** begin LISTED RECORDS **

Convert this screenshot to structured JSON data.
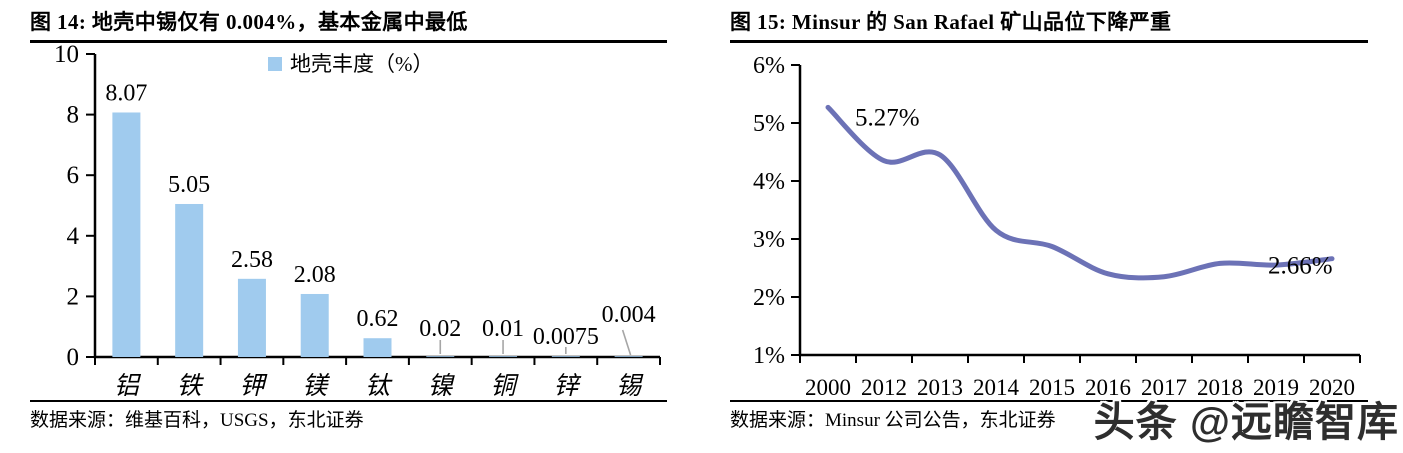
{
  "figures": [
    {
      "title": "图 14:  地壳中锡仅有 0.004%，基本金属中最低",
      "source": "数据来源：维基百科，USGS，东北证券"
    },
    {
      "title": "图 15:  Minsur 的 San Rafael 矿山品位下降严重",
      "source": "数据来源：Minsur 公司公告，东北证券"
    }
  ],
  "watermark": {
    "text": "头条 @远瞻智库"
  },
  "chart_data": [
    {
      "type": "bar",
      "title": "地壳中锡仅有 0.004%，基本金属中最低",
      "legend": [
        "地壳丰度（%）"
      ],
      "legend_position": "top",
      "categories": [
        "铝",
        "铁",
        "钾",
        "镁",
        "钛",
        "镍",
        "铜",
        "锌",
        "锡"
      ],
      "values": [
        8.07,
        5.05,
        2.58,
        2.08,
        0.62,
        0.02,
        0.01,
        0.0075,
        0.004
      ],
      "data_labels": [
        "8.07",
        "5.05",
        "2.58",
        "2.08",
        "0.62",
        "0.02",
        "0.01",
        "0.0075",
        "0.004"
      ],
      "xlabel": "",
      "ylabel": "",
      "ylim": [
        0,
        10
      ],
      "yticks": [
        0,
        2,
        4,
        6,
        8,
        10
      ],
      "grid": false,
      "bar_color": "#A0CBEE",
      "leader_line_color": "#A6A6A6",
      "axis_color": "#000000"
    },
    {
      "type": "line",
      "title": "Minsur 的 San Rafael 矿山品位下降严重",
      "x": [
        "2000",
        "2012",
        "2013",
        "2014",
        "2015",
        "2016",
        "2017",
        "2018",
        "2019",
        "2020"
      ],
      "values": [
        5.27,
        4.35,
        4.45,
        3.15,
        2.87,
        2.4,
        2.35,
        2.58,
        2.55,
        2.66
      ],
      "annotations": [
        {
          "x": "2000",
          "text": "5.27%"
        },
        {
          "x": "2020",
          "text": "2.66%"
        }
      ],
      "xlabel": "",
      "ylabel": "",
      "ylim": [
        1,
        6
      ],
      "ytick_labels": [
        "1%",
        "2%",
        "3%",
        "4%",
        "5%",
        "6%"
      ],
      "grid": false,
      "line_color": "#6C72B6",
      "axis_color": "#000000",
      "smooth": true
    }
  ]
}
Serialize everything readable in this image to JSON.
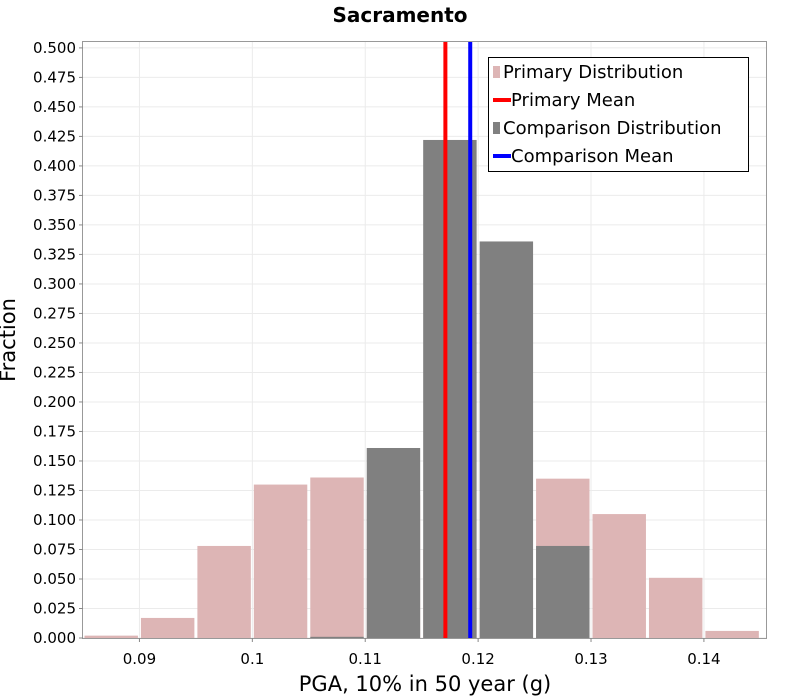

** end LISTED RECORDS **

_WHAT TO DO_. Your task is to repeat the data above exactly while excluding the pictures.

_SOLUTION TO THIS EXERCISE_.
Convert this screenshot to structured JSON data.
{
  "figures": [
    {
      "title": "图 14:  地壳中锡仅有 0.004%，基本金属中最低",
      "source": "数据来源：维基百科，USGS，东北证券"
    },
    {
      "title": "图 15:  Minsur 的 San Rafael 矿山品位下降严重",
      "source": "数据来源：Minsur 公司公告，东北证券"
    }
  ],
  "watermark": {
    "text": "头条 @远瞻智库"
  },
  "chart_data": [
    {
      "type": "bar",
      "title": "地壳中锡仅有 0.004%，基本金属中最低",
      "legend": [
        "地壳丰度（%）"
      ],
      "legend_position": "top",
      "categories": [
        "铝",
        "铁",
        "钾",
        "镁",
        "钛",
        "镍",
        "铜",
        "锌",
        "锡"
      ],
      "values": [
        8.07,
        5.05,
        2.58,
        2.08,
        0.62,
        0.02,
        0.01,
        0.0075,
        0.004
      ],
      "data_labels": [
        "8.07",
        "5.05",
        "2.58",
        "2.08",
        "0.62",
        "0.02",
        "0.01",
        "0.0075",
        "0.004"
      ],
      "xlabel": "",
      "ylabel": "",
      "ylim": [
        0,
        10
      ],
      "yticks": [
        0,
        2,
        4,
        6,
        8,
        10
      ],
      "grid": false,
      "bar_color": "#A0CBEE",
      "leader_line_color": "#A6A6A6",
      "axis_color": "#000000"
    },
    {
      "type": "line",
      "title": "Minsur 的 San Rafael 矿山品位下降严重",
      "x": [
        "2000",
        "2012",
        "2013",
        "2014",
        "2015",
        "2016",
        "2017",
        "2018",
        "2019",
        "2020"
      ],
      "values": [
        5.27,
        4.35,
        4.45,
        3.15,
        2.87,
        2.4,
        2.35,
        2.58,
        2.55,
        2.66
      ],
      "annotations": [
        {
          "x": "2000",
          "text": "5.27%"
        },
        {
          "x": "2020",
          "text": "2.66%"
        }
      ],
      "xlabel": "",
      "ylabel": "",
      "ylim": [
        1,
        6
      ],
      "ytick_labels": [
        "1%",
        "2%",
        "3%",
        "4%",
        "5%",
        "6%"
      ],
      "grid": false,
      "line_color": "#6C72B6",
      "axis_color": "#000000",
      "smooth": true
    }
  ]
}
Serialize everything readable in this image to JSON.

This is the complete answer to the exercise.